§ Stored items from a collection
## Begin

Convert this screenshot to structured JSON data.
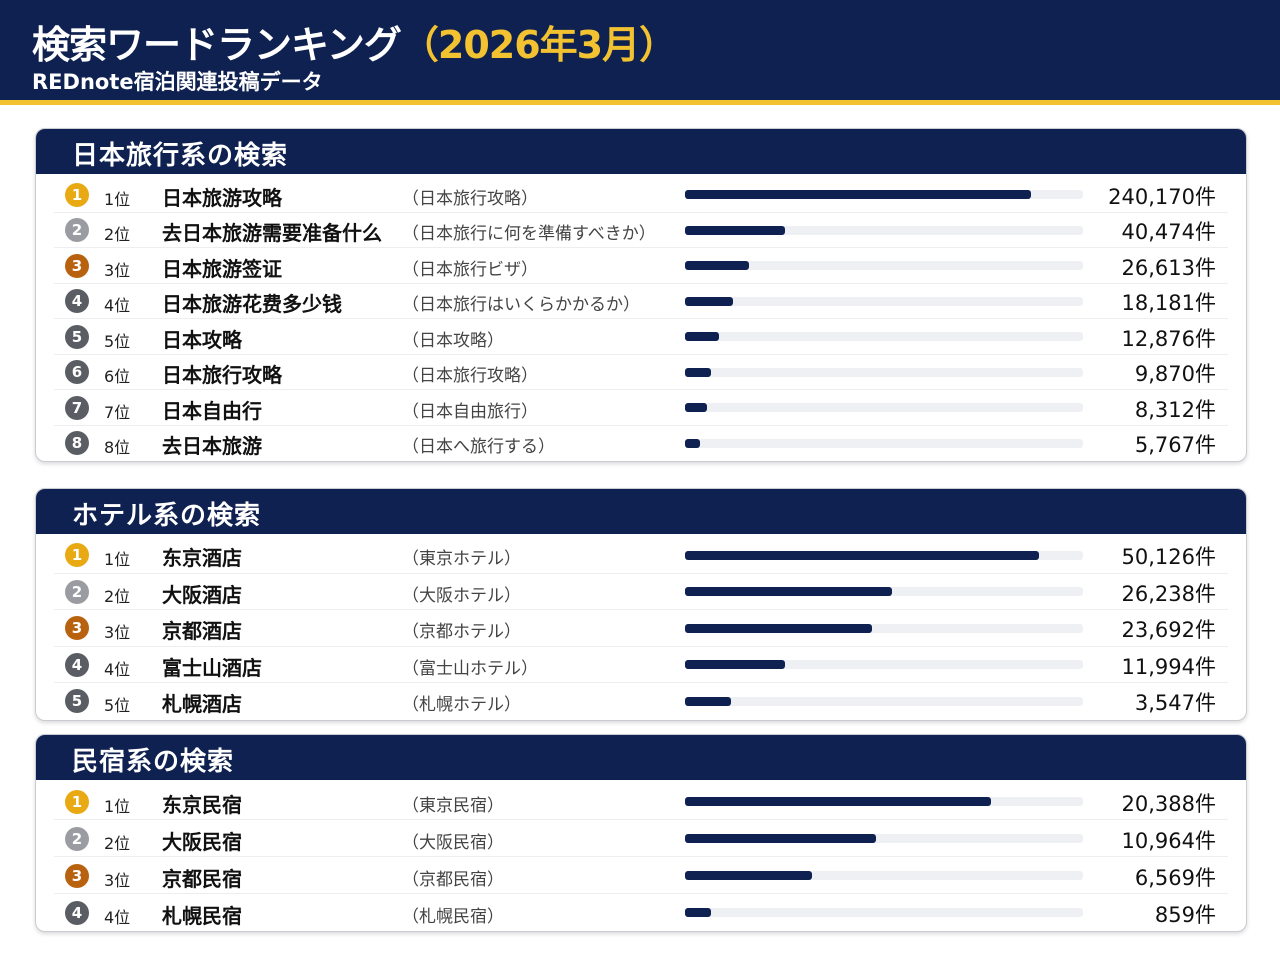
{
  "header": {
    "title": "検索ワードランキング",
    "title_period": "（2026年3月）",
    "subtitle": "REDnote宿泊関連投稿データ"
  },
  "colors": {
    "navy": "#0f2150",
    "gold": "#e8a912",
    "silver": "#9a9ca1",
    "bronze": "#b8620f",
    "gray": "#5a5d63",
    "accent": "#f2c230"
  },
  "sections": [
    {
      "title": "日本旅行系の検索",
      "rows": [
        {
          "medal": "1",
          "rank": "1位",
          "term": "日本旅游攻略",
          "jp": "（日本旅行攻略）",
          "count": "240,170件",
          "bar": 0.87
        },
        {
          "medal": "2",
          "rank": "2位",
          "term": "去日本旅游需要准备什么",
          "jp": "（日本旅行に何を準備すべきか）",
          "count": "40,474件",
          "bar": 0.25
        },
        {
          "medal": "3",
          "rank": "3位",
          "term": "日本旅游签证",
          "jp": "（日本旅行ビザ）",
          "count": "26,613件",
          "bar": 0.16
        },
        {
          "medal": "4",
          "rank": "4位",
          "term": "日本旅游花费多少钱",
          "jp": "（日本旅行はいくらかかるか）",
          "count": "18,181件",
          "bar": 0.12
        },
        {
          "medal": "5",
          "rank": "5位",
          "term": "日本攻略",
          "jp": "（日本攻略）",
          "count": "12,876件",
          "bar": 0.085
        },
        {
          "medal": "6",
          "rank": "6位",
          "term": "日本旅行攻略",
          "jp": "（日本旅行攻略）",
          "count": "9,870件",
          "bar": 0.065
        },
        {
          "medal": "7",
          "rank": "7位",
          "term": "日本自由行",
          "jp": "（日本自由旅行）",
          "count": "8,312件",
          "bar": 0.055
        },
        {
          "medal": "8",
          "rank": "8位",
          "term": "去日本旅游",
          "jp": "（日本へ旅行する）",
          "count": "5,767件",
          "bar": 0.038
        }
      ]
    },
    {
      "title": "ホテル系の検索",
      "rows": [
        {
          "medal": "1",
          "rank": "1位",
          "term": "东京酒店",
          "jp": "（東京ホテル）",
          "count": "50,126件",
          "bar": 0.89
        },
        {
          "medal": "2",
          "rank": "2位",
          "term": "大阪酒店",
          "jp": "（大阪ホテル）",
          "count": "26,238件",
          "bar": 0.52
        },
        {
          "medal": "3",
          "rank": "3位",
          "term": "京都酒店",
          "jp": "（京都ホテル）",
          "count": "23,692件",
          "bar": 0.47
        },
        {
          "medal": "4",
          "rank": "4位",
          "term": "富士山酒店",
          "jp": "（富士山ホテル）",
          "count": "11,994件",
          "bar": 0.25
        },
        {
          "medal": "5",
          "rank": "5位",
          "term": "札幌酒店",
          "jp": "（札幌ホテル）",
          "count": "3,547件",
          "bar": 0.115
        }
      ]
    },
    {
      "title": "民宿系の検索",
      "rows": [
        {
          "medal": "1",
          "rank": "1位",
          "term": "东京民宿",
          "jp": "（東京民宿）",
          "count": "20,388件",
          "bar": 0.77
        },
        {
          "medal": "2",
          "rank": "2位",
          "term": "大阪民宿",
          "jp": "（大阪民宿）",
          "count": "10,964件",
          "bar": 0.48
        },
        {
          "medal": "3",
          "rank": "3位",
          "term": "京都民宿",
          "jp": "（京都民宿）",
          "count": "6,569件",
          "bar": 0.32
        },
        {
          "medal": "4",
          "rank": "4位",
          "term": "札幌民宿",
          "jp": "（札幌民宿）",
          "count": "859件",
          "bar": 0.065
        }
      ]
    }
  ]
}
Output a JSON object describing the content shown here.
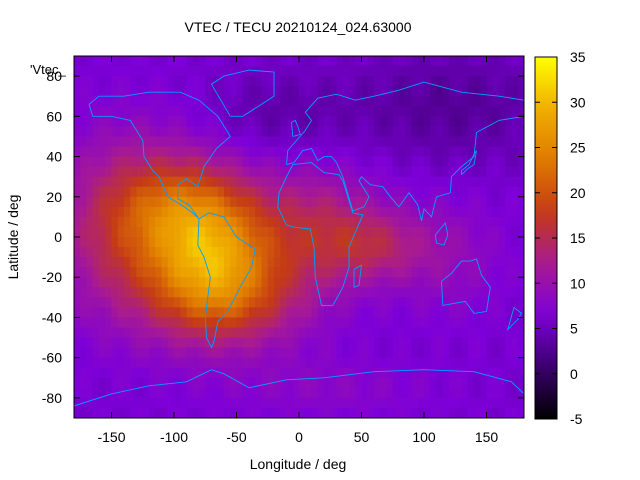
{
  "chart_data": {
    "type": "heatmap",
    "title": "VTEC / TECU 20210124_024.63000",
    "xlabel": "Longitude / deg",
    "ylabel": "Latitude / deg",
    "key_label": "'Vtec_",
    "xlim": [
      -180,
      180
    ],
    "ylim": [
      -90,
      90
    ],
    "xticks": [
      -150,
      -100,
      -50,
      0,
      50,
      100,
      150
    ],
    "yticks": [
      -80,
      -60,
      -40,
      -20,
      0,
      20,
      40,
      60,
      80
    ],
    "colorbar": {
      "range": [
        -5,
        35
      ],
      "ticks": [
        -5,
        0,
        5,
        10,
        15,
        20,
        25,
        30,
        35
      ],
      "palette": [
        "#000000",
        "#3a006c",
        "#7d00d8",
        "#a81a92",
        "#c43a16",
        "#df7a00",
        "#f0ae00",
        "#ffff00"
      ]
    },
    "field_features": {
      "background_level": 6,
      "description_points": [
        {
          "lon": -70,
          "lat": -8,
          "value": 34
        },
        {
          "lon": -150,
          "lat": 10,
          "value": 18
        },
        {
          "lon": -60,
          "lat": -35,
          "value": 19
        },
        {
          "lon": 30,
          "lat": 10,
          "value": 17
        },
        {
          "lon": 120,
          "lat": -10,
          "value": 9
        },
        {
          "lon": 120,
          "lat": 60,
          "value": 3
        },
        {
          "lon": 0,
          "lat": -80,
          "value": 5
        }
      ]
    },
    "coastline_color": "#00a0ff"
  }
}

## End

Reproduce the entries above exactly. Do not include the images.

§ SOLUTION TO THIS PROBLEM
Convert this screenshot to structured JSON data.
{
  "header": {
    "title": "検索ワードランキング",
    "title_period": "（2026年3月）",
    "subtitle": "REDnote宿泊関連投稿データ"
  },
  "colors": {
    "navy": "#0f2150",
    "gold": "#e8a912",
    "silver": "#9a9ca1",
    "bronze": "#b8620f",
    "gray": "#5a5d63",
    "accent": "#f2c230"
  },
  "sections": [
    {
      "title": "日本旅行系の検索",
      "rows": [
        {
          "medal": "1",
          "rank": "1位",
          "term": "日本旅游攻略",
          "jp": "（日本旅行攻略）",
          "count": "240,170件",
          "bar": 0.87
        },
        {
          "medal": "2",
          "rank": "2位",
          "term": "去日本旅游需要准备什么",
          "jp": "（日本旅行に何を準備すべきか）",
          "count": "40,474件",
          "bar": 0.25
        },
        {
          "medal": "3",
          "rank": "3位",
          "term": "日本旅游签证",
          "jp": "（日本旅行ビザ）",
          "count": "26,613件",
          "bar": 0.16
        },
        {
          "medal": "4",
          "rank": "4位",
          "term": "日本旅游花费多少钱",
          "jp": "（日本旅行はいくらかかるか）",
          "count": "18,181件",
          "bar": 0.12
        },
        {
          "medal": "5",
          "rank": "5位",
          "term": "日本攻略",
          "jp": "（日本攻略）",
          "count": "12,876件",
          "bar": 0.085
        },
        {
          "medal": "6",
          "rank": "6位",
          "term": "日本旅行攻略",
          "jp": "（日本旅行攻略）",
          "count": "9,870件",
          "bar": 0.065
        },
        {
          "medal": "7",
          "rank": "7位",
          "term": "日本自由行",
          "jp": "（日本自由旅行）",
          "count": "8,312件",
          "bar": 0.055
        },
        {
          "medal": "8",
          "rank": "8位",
          "term": "去日本旅游",
          "jp": "（日本へ旅行する）",
          "count": "5,767件",
          "bar": 0.038
        }
      ]
    },
    {
      "title": "ホテル系の検索",
      "rows": [
        {
          "medal": "1",
          "rank": "1位",
          "term": "东京酒店",
          "jp": "（東京ホテル）",
          "count": "50,126件",
          "bar": 0.89
        },
        {
          "medal": "2",
          "rank": "2位",
          "term": "大阪酒店",
          "jp": "（大阪ホテル）",
          "count": "26,238件",
          "bar": 0.52
        },
        {
          "medal": "3",
          "rank": "3位",
          "term": "京都酒店",
          "jp": "（京都ホテル）",
          "count": "23,692件",
          "bar": 0.47
        },
        {
          "medal": "4",
          "rank": "4位",
          "term": "富士山酒店",
          "jp": "（富士山ホテル）",
          "count": "11,994件",
          "bar": 0.25
        },
        {
          "medal": "5",
          "rank": "5位",
          "term": "札幌酒店",
          "jp": "（札幌ホテル）",
          "count": "3,547件",
          "bar": 0.115
        }
      ]
    },
    {
      "title": "民宿系の検索",
      "rows": [
        {
          "medal": "1",
          "rank": "1位",
          "term": "东京民宿",
          "jp": "（東京民宿）",
          "count": "20,388件",
          "bar": 0.77
        },
        {
          "medal": "2",
          "rank": "2位",
          "term": "大阪民宿",
          "jp": "（大阪民宿）",
          "count": "10,964件",
          "bar": 0.48
        },
        {
          "medal": "3",
          "rank": "3位",
          "term": "京都民宿",
          "jp": "（京都民宿）",
          "count": "6,569件",
          "bar": 0.32
        },
        {
          "medal": "4",
          "rank": "4位",
          "term": "札幌民宿",
          "jp": "（札幌民宿）",
          "count": "859件",
          "bar": 0.065
        }
      ]
    }
  ]
}
Output a JSON object describing the content shown here.
{
  "chart_data": {
    "type": "heatmap",
    "title": "VTEC / TECU 20210124_024.63000",
    "xlabel": "Longitude / deg",
    "ylabel": "Latitude / deg",
    "key_label": "'Vtec_",
    "xlim": [
      -180,
      180
    ],
    "ylim": [
      -90,
      90
    ],
    "xticks": [
      -150,
      -100,
      -50,
      0,
      50,
      100,
      150
    ],
    "yticks": [
      -80,
      -60,
      -40,
      -20,
      0,
      20,
      40,
      60,
      80
    ],
    "colorbar": {
      "range": [
        -5,
        35
      ],
      "ticks": [
        -5,
        0,
        5,
        10,
        15,
        20,
        25,
        30,
        35
      ],
      "palette": [
        "#000000",
        "#3a006c",
        "#7d00d8",
        "#a81a92",
        "#c43a16",
        "#df7a00",
        "#f0ae00",
        "#ffff00"
      ]
    },
    "field_features": {
      "background_level": 6,
      "description_points": [
        {
          "lon": -70,
          "lat": -8,
          "value": 34
        },
        {
          "lon": -150,
          "lat": 10,
          "value": 18
        },
        {
          "lon": -60,
          "lat": -35,
          "value": 19
        },
        {
          "lon": 30,
          "lat": 10,
          "value": 17
        },
        {
          "lon": 120,
          "lat": -10,
          "value": 9
        },
        {
          "lon": 120,
          "lat": 60,
          "value": 3
        },
        {
          "lon": 0,
          "lat": -80,
          "value": 5
        }
      ]
    },
    "coastline_color": "#00a0ff"
  }
}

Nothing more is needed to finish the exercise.